Data items
|---|
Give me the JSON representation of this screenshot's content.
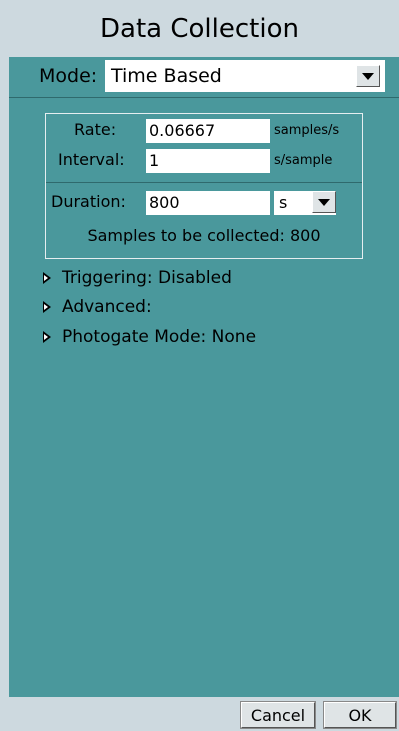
{
  "title": "Data Collection",
  "mode": {
    "label": "Mode:",
    "value": "Time Based"
  },
  "rate": {
    "label": "Rate:",
    "value": "0.06667",
    "unit": "samples/s"
  },
  "interval": {
    "label": "Interval:",
    "value": "1",
    "unit": "s/sample"
  },
  "duration": {
    "label": "Duration:",
    "value": "800",
    "unit": "s"
  },
  "samples_text": "Samples to be collected: 800",
  "sections": [
    {
      "label": "Triggering: Disabled"
    },
    {
      "label": "Advanced:"
    },
    {
      "label": "Photogate Mode: None"
    }
  ],
  "buttons": {
    "cancel": "Cancel",
    "ok": "OK"
  },
  "colors": {
    "panel_bg": "#4a989c",
    "chrome_bg": "#cdd9df"
  },
  "icons": {
    "dropdown": "chevron-down-icon",
    "expander": "triangle-right-icon"
  }
}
|---|
[Short task]
Using the records above, output their complete text exactly, minus any images.

[Full solution]
Give me the JSON representation of this screenshot's content.
{
  "title": "Data Collection",
  "mode": {
    "label": "Mode:",
    "value": "Time Based"
  },
  "rate": {
    "label": "Rate:",
    "value": "0.06667",
    "unit": "samples/s"
  },
  "interval": {
    "label": "Interval:",
    "value": "1",
    "unit": "s/sample"
  },
  "duration": {
    "label": "Duration:",
    "value": "800",
    "unit": "s"
  },
  "samples_text": "Samples to be collected: 800",
  "sections": [
    {
      "label": "Triggering: Disabled"
    },
    {
      "label": "Advanced:"
    },
    {
      "label": "Photogate Mode: None"
    }
  ],
  "buttons": {
    "cancel": "Cancel",
    "ok": "OK"
  },
  "colors": {
    "panel_bg": "#4a989c",
    "chrome_bg": "#cdd9df"
  },
  "icons": {
    "dropdown": "chevron-down-icon",
    "expander": "triangle-right-icon"
  }
}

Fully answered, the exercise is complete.